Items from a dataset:

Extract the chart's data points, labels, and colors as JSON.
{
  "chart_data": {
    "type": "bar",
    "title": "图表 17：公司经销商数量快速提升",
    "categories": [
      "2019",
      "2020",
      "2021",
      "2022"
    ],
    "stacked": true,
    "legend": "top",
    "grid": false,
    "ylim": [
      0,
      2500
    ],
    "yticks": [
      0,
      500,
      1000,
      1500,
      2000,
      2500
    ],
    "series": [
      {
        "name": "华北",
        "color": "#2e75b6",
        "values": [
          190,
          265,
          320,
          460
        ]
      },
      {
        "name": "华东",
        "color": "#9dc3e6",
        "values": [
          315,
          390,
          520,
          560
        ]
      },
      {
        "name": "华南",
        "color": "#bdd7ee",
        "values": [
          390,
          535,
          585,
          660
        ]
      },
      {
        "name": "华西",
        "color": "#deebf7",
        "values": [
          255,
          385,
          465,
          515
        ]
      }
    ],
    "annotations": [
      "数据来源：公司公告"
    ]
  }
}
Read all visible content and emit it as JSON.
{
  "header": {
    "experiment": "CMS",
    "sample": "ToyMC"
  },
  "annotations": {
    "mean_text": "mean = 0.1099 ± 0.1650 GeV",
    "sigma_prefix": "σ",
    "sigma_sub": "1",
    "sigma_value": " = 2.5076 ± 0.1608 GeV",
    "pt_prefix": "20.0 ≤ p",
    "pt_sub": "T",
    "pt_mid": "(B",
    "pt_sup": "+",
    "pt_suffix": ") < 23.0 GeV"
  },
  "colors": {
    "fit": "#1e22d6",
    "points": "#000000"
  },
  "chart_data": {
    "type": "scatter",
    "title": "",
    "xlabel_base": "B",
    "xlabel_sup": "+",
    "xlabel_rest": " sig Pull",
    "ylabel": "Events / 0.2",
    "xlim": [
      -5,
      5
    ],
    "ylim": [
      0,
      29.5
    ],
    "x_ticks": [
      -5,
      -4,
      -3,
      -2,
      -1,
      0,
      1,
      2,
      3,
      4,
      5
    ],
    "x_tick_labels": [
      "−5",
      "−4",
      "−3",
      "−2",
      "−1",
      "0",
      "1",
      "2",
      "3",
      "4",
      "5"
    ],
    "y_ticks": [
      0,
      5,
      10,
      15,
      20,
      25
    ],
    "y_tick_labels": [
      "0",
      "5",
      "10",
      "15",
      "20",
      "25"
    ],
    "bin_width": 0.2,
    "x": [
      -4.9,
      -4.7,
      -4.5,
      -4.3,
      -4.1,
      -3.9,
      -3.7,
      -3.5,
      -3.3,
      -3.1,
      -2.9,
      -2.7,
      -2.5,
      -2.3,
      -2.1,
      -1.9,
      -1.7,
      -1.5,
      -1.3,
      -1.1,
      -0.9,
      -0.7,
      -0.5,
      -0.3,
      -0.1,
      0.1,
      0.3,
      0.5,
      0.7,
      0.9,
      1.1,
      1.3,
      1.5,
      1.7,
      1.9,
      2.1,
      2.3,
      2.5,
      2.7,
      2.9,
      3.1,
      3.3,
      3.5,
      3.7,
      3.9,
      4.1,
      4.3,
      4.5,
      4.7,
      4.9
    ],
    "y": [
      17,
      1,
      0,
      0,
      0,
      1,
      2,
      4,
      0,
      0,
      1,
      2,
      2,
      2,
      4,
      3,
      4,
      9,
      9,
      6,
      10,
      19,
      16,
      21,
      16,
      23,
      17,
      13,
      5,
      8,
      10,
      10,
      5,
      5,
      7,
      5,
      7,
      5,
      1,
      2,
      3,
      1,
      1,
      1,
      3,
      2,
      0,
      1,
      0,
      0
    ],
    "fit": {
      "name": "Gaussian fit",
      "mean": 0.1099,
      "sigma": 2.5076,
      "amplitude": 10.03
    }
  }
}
...
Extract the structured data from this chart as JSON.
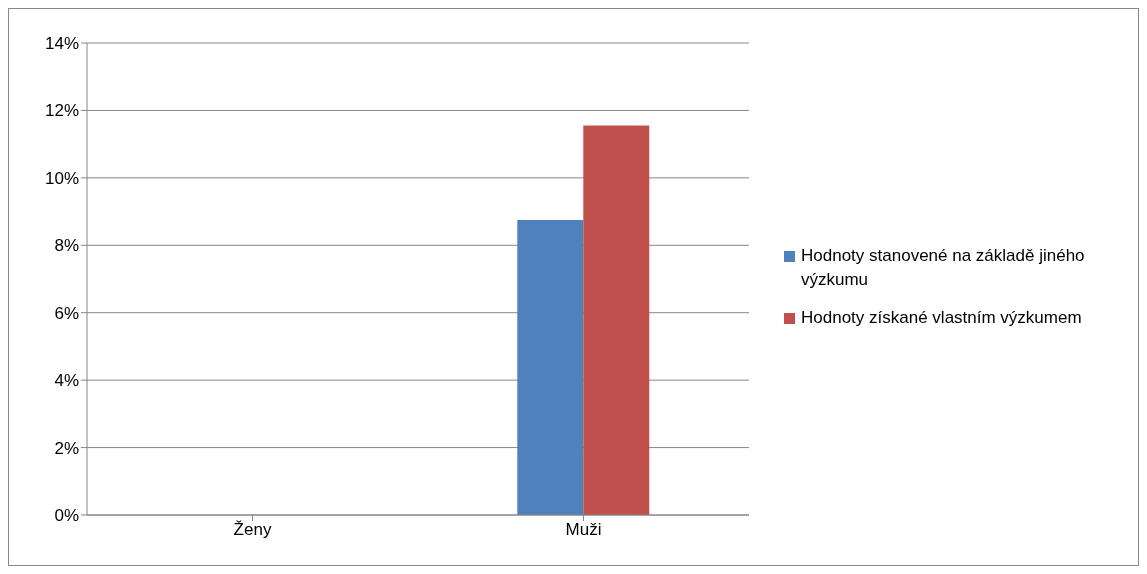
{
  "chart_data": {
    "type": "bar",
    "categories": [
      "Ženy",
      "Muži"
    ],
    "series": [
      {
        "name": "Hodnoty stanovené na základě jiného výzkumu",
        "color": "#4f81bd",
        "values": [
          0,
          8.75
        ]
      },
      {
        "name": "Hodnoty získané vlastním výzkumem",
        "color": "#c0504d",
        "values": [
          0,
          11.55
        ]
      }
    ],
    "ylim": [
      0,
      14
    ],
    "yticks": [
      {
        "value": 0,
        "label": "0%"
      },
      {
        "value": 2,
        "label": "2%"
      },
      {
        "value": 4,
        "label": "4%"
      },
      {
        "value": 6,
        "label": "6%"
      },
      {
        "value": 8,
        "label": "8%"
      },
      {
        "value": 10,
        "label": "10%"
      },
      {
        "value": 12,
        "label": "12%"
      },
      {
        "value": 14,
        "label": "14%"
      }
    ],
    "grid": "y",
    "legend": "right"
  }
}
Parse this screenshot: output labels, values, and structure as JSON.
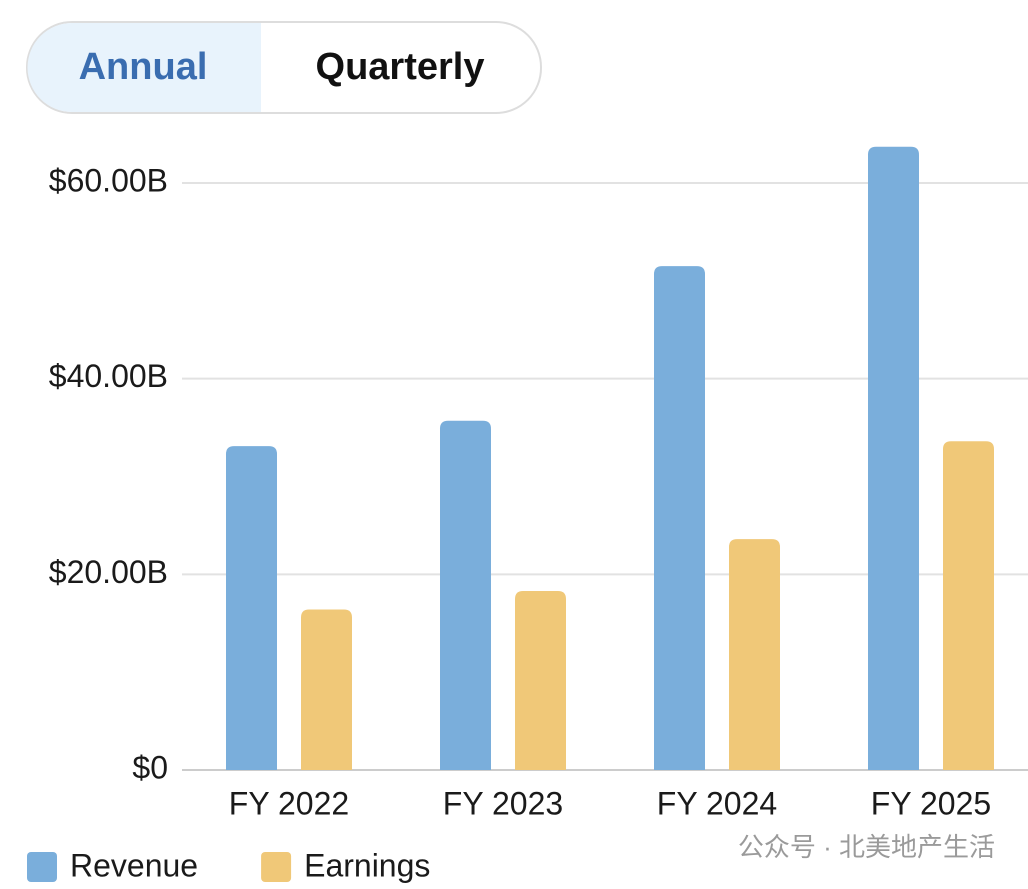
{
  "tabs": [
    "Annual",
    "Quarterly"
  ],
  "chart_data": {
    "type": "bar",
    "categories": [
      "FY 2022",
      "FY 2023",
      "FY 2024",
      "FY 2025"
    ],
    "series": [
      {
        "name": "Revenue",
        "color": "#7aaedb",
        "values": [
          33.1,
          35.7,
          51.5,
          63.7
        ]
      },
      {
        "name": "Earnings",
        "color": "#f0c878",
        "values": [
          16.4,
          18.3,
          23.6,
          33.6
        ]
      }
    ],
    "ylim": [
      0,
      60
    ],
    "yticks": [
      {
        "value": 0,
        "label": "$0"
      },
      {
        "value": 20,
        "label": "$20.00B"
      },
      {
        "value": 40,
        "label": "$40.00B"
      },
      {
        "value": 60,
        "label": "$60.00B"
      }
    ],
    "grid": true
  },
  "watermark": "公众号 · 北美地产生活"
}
...
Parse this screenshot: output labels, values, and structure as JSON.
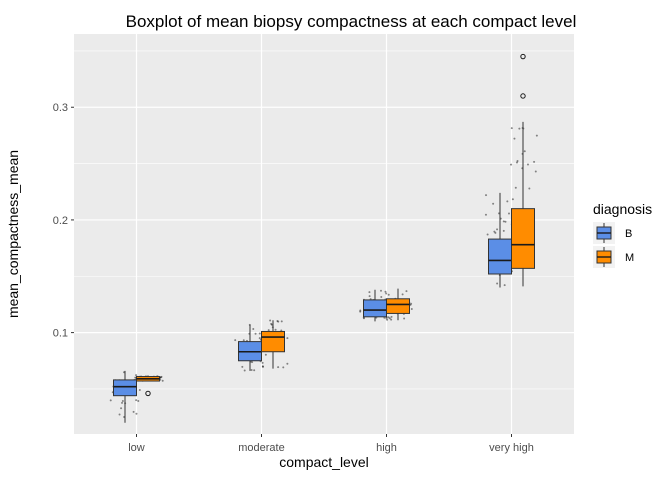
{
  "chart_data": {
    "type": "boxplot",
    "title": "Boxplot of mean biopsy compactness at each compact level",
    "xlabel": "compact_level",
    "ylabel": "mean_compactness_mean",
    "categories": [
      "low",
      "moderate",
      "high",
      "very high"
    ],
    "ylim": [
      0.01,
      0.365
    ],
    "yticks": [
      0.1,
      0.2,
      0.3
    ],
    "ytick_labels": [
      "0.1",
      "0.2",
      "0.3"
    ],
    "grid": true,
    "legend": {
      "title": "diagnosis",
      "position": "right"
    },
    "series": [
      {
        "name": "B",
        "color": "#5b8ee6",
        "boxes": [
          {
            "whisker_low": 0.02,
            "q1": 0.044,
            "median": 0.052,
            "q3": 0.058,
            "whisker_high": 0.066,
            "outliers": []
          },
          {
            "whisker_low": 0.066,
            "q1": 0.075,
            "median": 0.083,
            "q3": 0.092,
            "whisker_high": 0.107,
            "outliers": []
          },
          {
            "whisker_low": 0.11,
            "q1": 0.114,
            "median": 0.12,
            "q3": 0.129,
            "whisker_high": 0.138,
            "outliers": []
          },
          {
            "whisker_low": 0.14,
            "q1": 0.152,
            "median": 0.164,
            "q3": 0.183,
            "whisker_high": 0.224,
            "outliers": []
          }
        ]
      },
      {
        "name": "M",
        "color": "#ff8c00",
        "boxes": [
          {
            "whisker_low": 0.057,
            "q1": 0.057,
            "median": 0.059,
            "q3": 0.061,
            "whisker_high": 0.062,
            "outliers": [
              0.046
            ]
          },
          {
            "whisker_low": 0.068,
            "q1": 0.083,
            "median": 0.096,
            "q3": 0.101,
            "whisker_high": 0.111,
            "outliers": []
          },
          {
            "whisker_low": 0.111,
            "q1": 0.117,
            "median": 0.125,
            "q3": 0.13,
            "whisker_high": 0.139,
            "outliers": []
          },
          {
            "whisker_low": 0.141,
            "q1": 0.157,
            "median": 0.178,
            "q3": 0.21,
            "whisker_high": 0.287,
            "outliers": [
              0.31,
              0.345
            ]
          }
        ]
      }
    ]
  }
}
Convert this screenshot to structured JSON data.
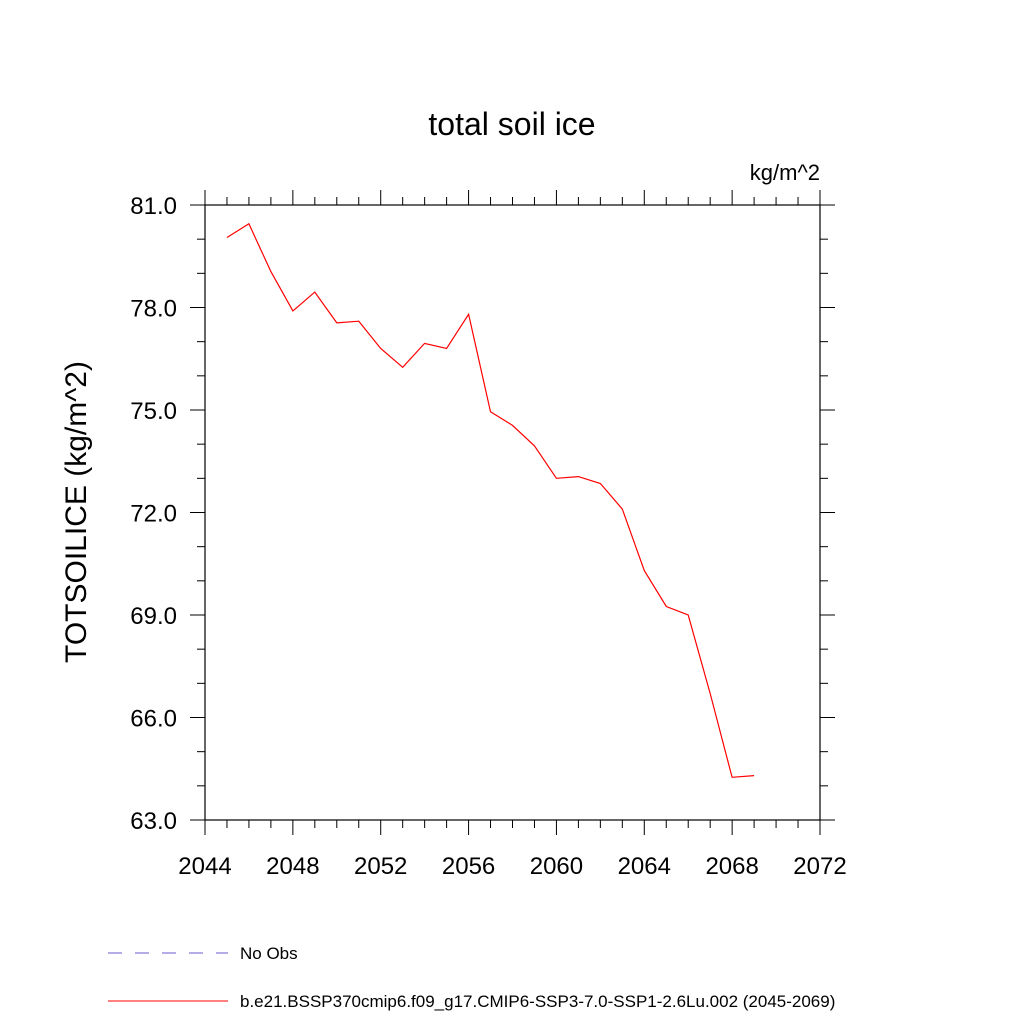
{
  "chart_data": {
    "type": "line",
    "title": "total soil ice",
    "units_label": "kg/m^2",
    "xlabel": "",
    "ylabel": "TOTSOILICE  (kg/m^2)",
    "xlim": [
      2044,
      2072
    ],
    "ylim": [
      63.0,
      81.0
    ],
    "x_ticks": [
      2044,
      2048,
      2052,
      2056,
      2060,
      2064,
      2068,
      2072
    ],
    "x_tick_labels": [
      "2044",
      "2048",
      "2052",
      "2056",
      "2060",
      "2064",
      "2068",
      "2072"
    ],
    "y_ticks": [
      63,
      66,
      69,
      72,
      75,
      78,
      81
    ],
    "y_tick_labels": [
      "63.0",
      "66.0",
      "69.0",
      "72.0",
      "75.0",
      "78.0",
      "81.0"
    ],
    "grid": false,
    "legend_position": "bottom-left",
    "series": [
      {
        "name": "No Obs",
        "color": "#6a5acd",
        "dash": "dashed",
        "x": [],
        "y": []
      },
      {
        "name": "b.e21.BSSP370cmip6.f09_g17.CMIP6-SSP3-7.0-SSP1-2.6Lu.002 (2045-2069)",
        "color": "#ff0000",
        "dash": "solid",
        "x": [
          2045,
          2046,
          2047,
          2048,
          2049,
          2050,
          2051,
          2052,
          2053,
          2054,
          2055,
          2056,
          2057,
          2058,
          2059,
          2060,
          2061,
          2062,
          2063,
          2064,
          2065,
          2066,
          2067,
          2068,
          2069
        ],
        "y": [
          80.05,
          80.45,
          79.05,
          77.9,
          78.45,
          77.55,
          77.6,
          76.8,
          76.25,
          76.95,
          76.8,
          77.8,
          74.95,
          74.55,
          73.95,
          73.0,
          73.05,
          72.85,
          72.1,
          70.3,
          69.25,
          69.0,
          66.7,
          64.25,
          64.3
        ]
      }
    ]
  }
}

◆ DIRECTIONS FOR THIS TASK: Exactly how many lines of the material contain the word "median"? Write the number alone.

◆ SOLUTION TO THE EXERCISE: 8